Start AVAILABLE RECORDS

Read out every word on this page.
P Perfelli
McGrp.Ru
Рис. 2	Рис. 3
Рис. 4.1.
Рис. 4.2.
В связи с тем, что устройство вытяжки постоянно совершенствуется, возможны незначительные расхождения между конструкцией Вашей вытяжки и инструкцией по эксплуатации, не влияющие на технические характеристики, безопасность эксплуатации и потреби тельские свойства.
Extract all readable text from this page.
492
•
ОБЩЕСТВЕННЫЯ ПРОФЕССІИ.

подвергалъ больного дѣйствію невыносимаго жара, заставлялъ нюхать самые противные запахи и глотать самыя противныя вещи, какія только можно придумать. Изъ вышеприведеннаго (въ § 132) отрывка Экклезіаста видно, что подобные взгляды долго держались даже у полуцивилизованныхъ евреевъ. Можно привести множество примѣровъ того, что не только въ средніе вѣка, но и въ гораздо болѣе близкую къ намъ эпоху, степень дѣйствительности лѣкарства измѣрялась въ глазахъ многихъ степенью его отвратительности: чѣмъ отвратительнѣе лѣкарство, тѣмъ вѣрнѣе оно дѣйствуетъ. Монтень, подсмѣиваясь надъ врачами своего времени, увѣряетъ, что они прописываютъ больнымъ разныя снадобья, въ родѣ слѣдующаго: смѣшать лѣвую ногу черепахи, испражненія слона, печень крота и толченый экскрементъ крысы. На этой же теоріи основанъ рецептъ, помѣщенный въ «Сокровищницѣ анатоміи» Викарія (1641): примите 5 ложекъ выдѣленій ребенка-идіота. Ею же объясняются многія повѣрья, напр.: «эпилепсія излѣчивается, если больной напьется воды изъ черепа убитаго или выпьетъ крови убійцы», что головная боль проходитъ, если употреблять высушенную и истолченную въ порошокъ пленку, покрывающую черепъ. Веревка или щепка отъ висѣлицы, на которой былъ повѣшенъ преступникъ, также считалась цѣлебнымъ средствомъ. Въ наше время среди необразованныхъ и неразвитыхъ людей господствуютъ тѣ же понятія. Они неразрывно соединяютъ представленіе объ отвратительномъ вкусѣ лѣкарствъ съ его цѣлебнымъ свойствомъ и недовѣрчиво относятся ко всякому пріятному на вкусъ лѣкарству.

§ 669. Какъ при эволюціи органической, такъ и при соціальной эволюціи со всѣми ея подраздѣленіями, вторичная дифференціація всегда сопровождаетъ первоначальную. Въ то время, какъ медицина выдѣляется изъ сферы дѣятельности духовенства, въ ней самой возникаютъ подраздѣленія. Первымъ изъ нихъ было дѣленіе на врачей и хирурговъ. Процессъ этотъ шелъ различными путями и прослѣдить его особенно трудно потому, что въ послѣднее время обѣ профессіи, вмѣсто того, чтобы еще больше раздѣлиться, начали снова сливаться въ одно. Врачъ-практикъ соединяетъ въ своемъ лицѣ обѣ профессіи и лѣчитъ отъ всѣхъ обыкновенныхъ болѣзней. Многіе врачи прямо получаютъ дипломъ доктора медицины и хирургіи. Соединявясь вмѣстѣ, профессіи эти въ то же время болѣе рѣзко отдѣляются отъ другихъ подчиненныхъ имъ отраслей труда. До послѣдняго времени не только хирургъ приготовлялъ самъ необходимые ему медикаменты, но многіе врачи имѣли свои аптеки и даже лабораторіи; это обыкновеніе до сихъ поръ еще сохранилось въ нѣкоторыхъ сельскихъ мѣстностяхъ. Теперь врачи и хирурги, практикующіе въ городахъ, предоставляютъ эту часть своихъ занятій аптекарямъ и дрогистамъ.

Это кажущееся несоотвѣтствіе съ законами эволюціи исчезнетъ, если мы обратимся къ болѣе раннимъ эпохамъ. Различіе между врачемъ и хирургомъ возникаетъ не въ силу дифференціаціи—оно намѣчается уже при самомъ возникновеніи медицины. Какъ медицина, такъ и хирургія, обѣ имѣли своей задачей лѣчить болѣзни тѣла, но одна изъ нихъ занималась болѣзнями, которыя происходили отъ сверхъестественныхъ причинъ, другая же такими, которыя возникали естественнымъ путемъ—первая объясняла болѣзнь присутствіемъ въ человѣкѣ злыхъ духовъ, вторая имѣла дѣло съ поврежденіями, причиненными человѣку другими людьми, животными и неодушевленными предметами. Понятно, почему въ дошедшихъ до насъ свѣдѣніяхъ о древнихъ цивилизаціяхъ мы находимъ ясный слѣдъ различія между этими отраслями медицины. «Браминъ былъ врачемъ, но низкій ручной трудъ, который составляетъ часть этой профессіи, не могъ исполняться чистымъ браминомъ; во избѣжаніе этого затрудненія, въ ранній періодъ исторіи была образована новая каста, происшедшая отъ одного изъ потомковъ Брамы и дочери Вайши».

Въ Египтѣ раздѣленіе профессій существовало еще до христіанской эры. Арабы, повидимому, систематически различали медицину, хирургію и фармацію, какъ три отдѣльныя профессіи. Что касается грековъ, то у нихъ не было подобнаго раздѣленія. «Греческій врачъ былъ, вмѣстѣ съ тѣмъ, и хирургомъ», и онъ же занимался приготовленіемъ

End AVAILABLE RECORDS

** WORK TO DO **
Print the material once more, exactly.

** TASK SOLUTION **
Read out every word on this page.
P Perfelli
McGrp.Ru
Рис. 2	Рис. 3
Рис. 4.1.
Рис. 4.2.
В связи с тем, что устройство вытяжки постоянно совершенствуется, возможны незначительные расхождения между конструкцией Вашей вытяжки и инструкцией по эксплуатации, не влияющие на технические характеристики, безопасность эксплуатации и потреби тельские свойства.
Extract all readable text from this page.
492
•
ОБЩЕСТВЕННЫЯ ПРОФЕССІИ.

подвергалъ больного дѣйствію невыносимаго жара, заставлялъ нюхать самые противные запахи и глотать самыя противныя вещи, какія только можно придумать. Изъ вышеприведеннаго (въ § 132) отрывка Экклезіаста видно, что подобные взгляды долго держались даже у полуцивилизованныхъ евреевъ. Можно привести множество примѣровъ того, что не только въ средніе вѣка, но и въ гораздо болѣе близкую къ намъ эпоху, степень дѣйствительности лѣкарства измѣрялась въ глазахъ многихъ степенью его отвратительности: чѣмъ отвратительнѣе лѣкарство, тѣмъ вѣрнѣе оно дѣйствуетъ. Монтень, подсмѣиваясь надъ врачами своего времени, увѣряетъ, что они прописываютъ больнымъ разныя снадобья, въ родѣ слѣдующаго: смѣшать лѣвую ногу черепахи, испражненія слона, печень крота и толченый экскрементъ крысы. На этой же теоріи основанъ рецептъ, помѣщенный въ «Сокровищницѣ анатоміи» Викарія (1641): примите 5 ложекъ выдѣленій ребенка-идіота. Ею же объясняются многія повѣрья, напр.: «эпилепсія излѣчивается, если больной напьется воды изъ черепа убитаго или выпьетъ крови убійцы», что головная боль проходитъ, если употреблять высушенную и истолченную въ порошокъ пленку, покрывающую черепъ. Веревка или щепка отъ висѣлицы, на которой былъ повѣшенъ преступникъ, также считалась цѣлебнымъ средствомъ. Въ наше время среди необразованныхъ и неразвитыхъ людей господствуютъ тѣ же понятія. Они неразрывно соединяютъ представленіе объ отвратительномъ вкусѣ лѣкарствъ съ его цѣлебнымъ свойствомъ и недовѣрчиво относятся ко всякому пріятному на вкусъ лѣкарству.

§ 669. Какъ при эволюціи органической, такъ и при соціальной эволюціи со всѣми ея подраздѣленіями, вторичная дифференціація всегда сопровождаетъ первоначальную. Въ то время, какъ медицина выдѣляется изъ сферы дѣятельности духовенства, въ ней самой возникаютъ подраздѣленія. Первымъ изъ нихъ было дѣленіе на врачей и хирурговъ. Процессъ этотъ шелъ различными путями и прослѣдить его особенно трудно потому, что въ послѣднее время обѣ профессіи, вмѣсто того, чтобы еще больше раздѣлиться, начали снова сливаться въ одно. Врачъ-практикъ соединяетъ въ своемъ лицѣ обѣ профессіи и лѣчитъ отъ всѣхъ обыкновенныхъ болѣзней. Многіе врачи прямо получаютъ дипломъ доктора медицины и хирургіи. Соединявясь вмѣстѣ, профессіи эти въ то же время болѣе рѣзко отдѣляются отъ другихъ подчиненныхъ имъ отраслей труда. До послѣдняго времени не только хирургъ приготовлялъ самъ необходимые ему медикаменты, но многіе врачи имѣли свои аптеки и даже лабораторіи; это обыкновеніе до сихъ поръ еще сохранилось въ нѣкоторыхъ сельскихъ мѣстностяхъ. Теперь врачи и хирурги, практикующіе въ городахъ, предоставляютъ эту часть своихъ занятій аптекарямъ и дрогистамъ.

Это кажущееся несоотвѣтствіе съ законами эволюціи исчезнетъ, если мы обратимся къ болѣе раннимъ эпохамъ. Различіе между врачемъ и хирургомъ возникаетъ не въ силу дифференціаціи—оно намѣчается уже при самомъ возникновеніи медицины. Какъ медицина, такъ и хирургія, обѣ имѣли своей задачей лѣчить болѣзни тѣла, но одна изъ нихъ занималась болѣзнями, которыя происходили отъ сверхъестественныхъ причинъ, другая же такими, которыя возникали естественнымъ путемъ—первая объясняла болѣзнь присутствіемъ въ человѣкѣ злыхъ духовъ, вторая имѣла дѣло съ поврежденіями, причиненными человѣку другими людьми, животными и неодушевленными предметами. Понятно, почему въ дошедшихъ до насъ свѣдѣніяхъ о древнихъ цивилизаціяхъ мы находимъ ясный слѣдъ различія между этими отраслями медицины. «Браминъ былъ врачемъ, но низкій ручной трудъ, который составляетъ часть этой профессіи, не могъ исполняться чистымъ браминомъ; во избѣжаніе этого затрудненія, въ ранній періодъ исторіи была образована новая каста, происшедшая отъ одного изъ потомковъ Брамы и дочери Вайши».

Въ Египтѣ раздѣленіе профессій существовало еще до христіанской эры. Арабы, повидимому, систематически различали медицину, хирургію и фармацію, какъ три отдѣльныя профессіи. Что касается грековъ, то у нихъ не было подобнаго раздѣленія. «Греческій врачъ былъ, вмѣстѣ съ тѣмъ, и хирургомъ», и онъ же занимался приготовленіемъ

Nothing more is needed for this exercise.